▶ **Exercise material**

>>

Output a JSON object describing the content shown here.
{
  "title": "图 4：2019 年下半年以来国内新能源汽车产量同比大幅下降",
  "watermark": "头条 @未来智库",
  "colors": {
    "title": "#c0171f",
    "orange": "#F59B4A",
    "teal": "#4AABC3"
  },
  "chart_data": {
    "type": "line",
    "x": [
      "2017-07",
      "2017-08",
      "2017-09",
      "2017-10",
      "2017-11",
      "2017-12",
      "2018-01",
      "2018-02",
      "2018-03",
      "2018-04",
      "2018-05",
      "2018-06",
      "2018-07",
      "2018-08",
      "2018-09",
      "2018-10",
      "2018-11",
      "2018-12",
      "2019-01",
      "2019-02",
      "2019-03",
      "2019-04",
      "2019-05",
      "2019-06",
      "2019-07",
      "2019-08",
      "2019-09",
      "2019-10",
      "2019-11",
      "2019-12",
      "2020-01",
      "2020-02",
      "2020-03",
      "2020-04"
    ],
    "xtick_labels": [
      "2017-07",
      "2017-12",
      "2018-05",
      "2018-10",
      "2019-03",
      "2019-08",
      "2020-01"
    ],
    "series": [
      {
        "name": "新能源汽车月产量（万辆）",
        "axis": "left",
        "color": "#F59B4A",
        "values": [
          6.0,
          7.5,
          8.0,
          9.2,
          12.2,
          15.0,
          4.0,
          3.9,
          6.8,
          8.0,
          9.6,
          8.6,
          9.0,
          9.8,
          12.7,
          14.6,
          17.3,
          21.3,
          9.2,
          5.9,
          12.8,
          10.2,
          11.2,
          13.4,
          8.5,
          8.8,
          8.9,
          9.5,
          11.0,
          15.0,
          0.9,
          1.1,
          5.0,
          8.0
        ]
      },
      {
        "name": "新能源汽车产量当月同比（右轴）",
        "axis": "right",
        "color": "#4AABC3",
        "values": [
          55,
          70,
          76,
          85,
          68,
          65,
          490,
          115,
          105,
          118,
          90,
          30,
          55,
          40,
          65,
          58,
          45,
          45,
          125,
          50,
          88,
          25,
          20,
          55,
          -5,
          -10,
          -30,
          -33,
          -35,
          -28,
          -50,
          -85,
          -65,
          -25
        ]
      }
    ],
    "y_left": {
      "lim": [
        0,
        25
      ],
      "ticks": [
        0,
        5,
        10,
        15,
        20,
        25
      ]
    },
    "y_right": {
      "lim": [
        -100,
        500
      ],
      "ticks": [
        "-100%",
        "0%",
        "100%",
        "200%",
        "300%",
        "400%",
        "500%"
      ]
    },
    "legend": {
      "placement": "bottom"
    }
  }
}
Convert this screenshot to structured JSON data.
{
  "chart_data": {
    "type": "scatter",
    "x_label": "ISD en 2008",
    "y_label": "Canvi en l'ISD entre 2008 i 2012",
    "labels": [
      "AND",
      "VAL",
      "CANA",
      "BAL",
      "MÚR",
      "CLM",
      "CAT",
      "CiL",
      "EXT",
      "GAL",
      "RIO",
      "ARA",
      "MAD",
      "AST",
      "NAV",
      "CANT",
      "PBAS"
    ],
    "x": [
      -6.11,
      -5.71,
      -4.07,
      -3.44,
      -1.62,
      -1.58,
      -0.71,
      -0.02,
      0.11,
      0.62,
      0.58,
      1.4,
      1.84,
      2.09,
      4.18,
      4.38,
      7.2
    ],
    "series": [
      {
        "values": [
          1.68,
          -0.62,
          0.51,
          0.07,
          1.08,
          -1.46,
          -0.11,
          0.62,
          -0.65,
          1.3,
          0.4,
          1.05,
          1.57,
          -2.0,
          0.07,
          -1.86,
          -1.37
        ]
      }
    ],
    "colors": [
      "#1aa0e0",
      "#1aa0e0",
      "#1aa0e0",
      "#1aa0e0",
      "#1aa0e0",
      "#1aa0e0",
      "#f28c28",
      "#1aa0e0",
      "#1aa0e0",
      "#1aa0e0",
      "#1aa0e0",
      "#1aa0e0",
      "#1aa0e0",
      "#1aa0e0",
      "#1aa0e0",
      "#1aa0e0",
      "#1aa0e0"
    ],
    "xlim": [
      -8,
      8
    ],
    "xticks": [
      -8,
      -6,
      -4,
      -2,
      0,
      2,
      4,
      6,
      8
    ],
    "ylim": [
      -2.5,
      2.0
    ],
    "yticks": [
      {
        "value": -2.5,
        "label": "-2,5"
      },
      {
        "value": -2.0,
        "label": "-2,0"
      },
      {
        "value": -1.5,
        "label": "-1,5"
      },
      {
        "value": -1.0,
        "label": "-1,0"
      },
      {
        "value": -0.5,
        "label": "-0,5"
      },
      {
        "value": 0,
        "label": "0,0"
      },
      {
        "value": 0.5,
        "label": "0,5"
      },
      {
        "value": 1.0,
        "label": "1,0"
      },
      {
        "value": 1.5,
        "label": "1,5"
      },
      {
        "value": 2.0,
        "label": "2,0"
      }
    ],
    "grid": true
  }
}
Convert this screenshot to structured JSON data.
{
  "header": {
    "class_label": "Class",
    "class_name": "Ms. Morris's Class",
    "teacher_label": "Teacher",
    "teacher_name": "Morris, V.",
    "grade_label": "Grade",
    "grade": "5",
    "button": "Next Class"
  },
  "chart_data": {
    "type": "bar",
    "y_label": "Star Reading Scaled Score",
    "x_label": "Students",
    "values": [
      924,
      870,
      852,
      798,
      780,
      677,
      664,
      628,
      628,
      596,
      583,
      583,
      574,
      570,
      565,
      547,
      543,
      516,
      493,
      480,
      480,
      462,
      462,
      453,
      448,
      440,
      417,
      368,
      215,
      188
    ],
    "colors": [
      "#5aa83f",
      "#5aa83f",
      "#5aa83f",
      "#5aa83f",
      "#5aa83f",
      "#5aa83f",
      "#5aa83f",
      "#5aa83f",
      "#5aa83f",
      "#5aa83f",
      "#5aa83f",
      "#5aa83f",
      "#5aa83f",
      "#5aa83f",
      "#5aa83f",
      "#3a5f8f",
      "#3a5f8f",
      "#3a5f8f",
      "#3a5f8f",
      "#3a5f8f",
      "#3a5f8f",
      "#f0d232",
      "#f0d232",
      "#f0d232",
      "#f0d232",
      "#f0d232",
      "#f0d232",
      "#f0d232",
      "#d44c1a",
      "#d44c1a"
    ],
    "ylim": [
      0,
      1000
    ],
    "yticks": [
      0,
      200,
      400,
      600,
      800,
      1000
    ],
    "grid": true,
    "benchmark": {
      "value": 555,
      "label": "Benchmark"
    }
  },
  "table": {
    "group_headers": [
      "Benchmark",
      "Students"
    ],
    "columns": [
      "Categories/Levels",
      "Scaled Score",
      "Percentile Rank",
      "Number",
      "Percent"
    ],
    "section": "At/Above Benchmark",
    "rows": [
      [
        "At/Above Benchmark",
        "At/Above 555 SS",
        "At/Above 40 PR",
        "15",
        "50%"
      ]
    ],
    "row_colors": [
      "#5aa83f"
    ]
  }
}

<<

Transcribe all lines as written.

▶ **Solution for this problem**
Output a JSON object describing the content shown here.
{
  "title": "图 4：2019 年下半年以来国内新能源汽车产量同比大幅下降",
  "watermark": "头条 @未来智库",
  "colors": {
    "title": "#c0171f",
    "orange": "#F59B4A",
    "teal": "#4AABC3"
  },
  "chart_data": {
    "type": "line",
    "x": [
      "2017-07",
      "2017-08",
      "2017-09",
      "2017-10",
      "2017-11",
      "2017-12",
      "2018-01",
      "2018-02",
      "2018-03",
      "2018-04",
      "2018-05",
      "2018-06",
      "2018-07",
      "2018-08",
      "2018-09",
      "2018-10",
      "2018-11",
      "2018-12",
      "2019-01",
      "2019-02",
      "2019-03",
      "2019-04",
      "2019-05",
      "2019-06",
      "2019-07",
      "2019-08",
      "2019-09",
      "2019-10",
      "2019-11",
      "2019-12",
      "2020-01",
      "2020-02",
      "2020-03",
      "2020-04"
    ],
    "xtick_labels": [
      "2017-07",
      "2017-12",
      "2018-05",
      "2018-10",
      "2019-03",
      "2019-08",
      "2020-01"
    ],
    "series": [
      {
        "name": "新能源汽车月产量（万辆）",
        "axis": "left",
        "color": "#F59B4A",
        "values": [
          6.0,
          7.5,
          8.0,
          9.2,
          12.2,
          15.0,
          4.0,
          3.9,
          6.8,
          8.0,
          9.6,
          8.6,
          9.0,
          9.8,
          12.7,
          14.6,
          17.3,
          21.3,
          9.2,
          5.9,
          12.8,
          10.2,
          11.2,
          13.4,
          8.5,
          8.8,
          8.9,
          9.5,
          11.0,
          15.0,
          0.9,
          1.1,
          5.0,
          8.0
        ]
      },
      {
        "name": "新能源汽车产量当月同比（右轴）",
        "axis": "right",
        "color": "#4AABC3",
        "values": [
          55,
          70,
          76,
          85,
          68,
          65,
          490,
          115,
          105,
          118,
          90,
          30,
          55,
          40,
          65,
          58,
          45,
          45,
          125,
          50,
          88,
          25,
          20,
          55,
          -5,
          -10,
          -30,
          -33,
          -35,
          -28,
          -50,
          -85,
          -65,
          -25
        ]
      }
    ],
    "y_left": {
      "lim": [
        0,
        25
      ],
      "ticks": [
        0,
        5,
        10,
        15,
        20,
        25
      ]
    },
    "y_right": {
      "lim": [
        -100,
        500
      ],
      "ticks": [
        "-100%",
        "0%",
        "100%",
        "200%",
        "300%",
        "400%",
        "500%"
      ]
    },
    "legend": {
      "placement": "bottom"
    }
  }
}
Convert this screenshot to structured JSON data.
{
  "chart_data": {
    "type": "scatter",
    "x_label": "ISD en 2008",
    "y_label": "Canvi en l'ISD entre 2008 i 2012",
    "labels": [
      "AND",
      "VAL",
      "CANA",
      "BAL",
      "MÚR",
      "CLM",
      "CAT",
      "CiL",
      "EXT",
      "GAL",
      "RIO",
      "ARA",
      "MAD",
      "AST",
      "NAV",
      "CANT",
      "PBAS"
    ],
    "x": [
      -6.11,
      -5.71,
      -4.07,
      -3.44,
      -1.62,
      -1.58,
      -0.71,
      -0.02,
      0.11,
      0.62,
      0.58,
      1.4,
      1.84,
      2.09,
      4.18,
      4.38,
      7.2
    ],
    "series": [
      {
        "values": [
          1.68,
          -0.62,
          0.51,
          0.07,
          1.08,
          -1.46,
          -0.11,
          0.62,
          -0.65,
          1.3,
          0.4,
          1.05,
          1.57,
          -2.0,
          0.07,
          -1.86,
          -1.37
        ]
      }
    ],
    "colors": [
      "#1aa0e0",
      "#1aa0e0",
      "#1aa0e0",
      "#1aa0e0",
      "#1aa0e0",
      "#1aa0e0",
      "#f28c28",
      "#1aa0e0",
      "#1aa0e0",
      "#1aa0e0",
      "#1aa0e0",
      "#1aa0e0",
      "#1aa0e0",
      "#1aa0e0",
      "#1aa0e0",
      "#1aa0e0",
      "#1aa0e0"
    ],
    "xlim": [
      -8,
      8
    ],
    "xticks": [
      -8,
      -6,
      -4,
      -2,
      0,
      2,
      4,
      6,
      8
    ],
    "ylim": [
      -2.5,
      2.0
    ],
    "yticks": [
      {
        "value": -2.5,
        "label": "-2,5"
      },
      {
        "value": -2.0,
        "label": "-2,0"
      },
      {
        "value": -1.5,
        "label": "-1,5"
      },
      {
        "value": -1.0,
        "label": "-1,0"
      },
      {
        "value": -0.5,
        "label": "-0,5"
      },
      {
        "value": 0,
        "label": "0,0"
      },
      {
        "value": 0.5,
        "label": "0,5"
      },
      {
        "value": 1.0,
        "label": "1,0"
      },
      {
        "value": 1.5,
        "label": "1,5"
      },
      {
        "value": 2.0,
        "label": "2,0"
      }
    ],
    "grid": true
  }
}
Convert this screenshot to structured JSON data.
{
  "header": {
    "class_label": "Class",
    "class_name": "Ms. Morris's Class",
    "teacher_label": "Teacher",
    "teacher_name": "Morris, V.",
    "grade_label": "Grade",
    "grade": "5",
    "button": "Next Class"
  },
  "chart_data": {
    "type": "bar",
    "y_label": "Star Reading Scaled Score",
    "x_label": "Students",
    "values": [
      924,
      870,
      852,
      798,
      780,
      677,
      664,
      628,
      628,
      596,
      583,
      583,
      574,
      570,
      565,
      547,
      543,
      516,
      493,
      480,
      480,
      462,
      462,
      453,
      448,
      440,
      417,
      368,
      215,
      188
    ],
    "colors": [
      "#5aa83f",
      "#5aa83f",
      "#5aa83f",
      "#5aa83f",
      "#5aa83f",
      "#5aa83f",
      "#5aa83f",
      "#5aa83f",
      "#5aa83f",
      "#5aa83f",
      "#5aa83f",
      "#5aa83f",
      "#5aa83f",
      "#5aa83f",
      "#5aa83f",
      "#3a5f8f",
      "#3a5f8f",
      "#3a5f8f",
      "#3a5f8f",
      "#3a5f8f",
      "#3a5f8f",
      "#f0d232",
      "#f0d232",
      "#f0d232",
      "#f0d232",
      "#f0d232",
      "#f0d232",
      "#f0d232",
      "#d44c1a",
      "#d44c1a"
    ],
    "ylim": [
      0,
      1000
    ],
    "yticks": [
      0,
      200,
      400,
      600,
      800,
      1000
    ],
    "grid": true,
    "benchmark": {
      "value": 555,
      "label": "Benchmark"
    }
  },
  "table": {
    "group_headers": [
      "Benchmark",
      "Students"
    ],
    "columns": [
      "Categories/Levels",
      "Scaled Score",
      "Percentile Rank",
      "Number",
      "Percent"
    ],
    "section": "At/Above Benchmark",
    "rows": [
      [
        "At/Above Benchmark",
        "At/Above 555 SS",
        "At/Above 40 PR",
        "15",
        "50%"
      ]
    ],
    "row_colors": [
      "#5aa83f"
    ]
  }
}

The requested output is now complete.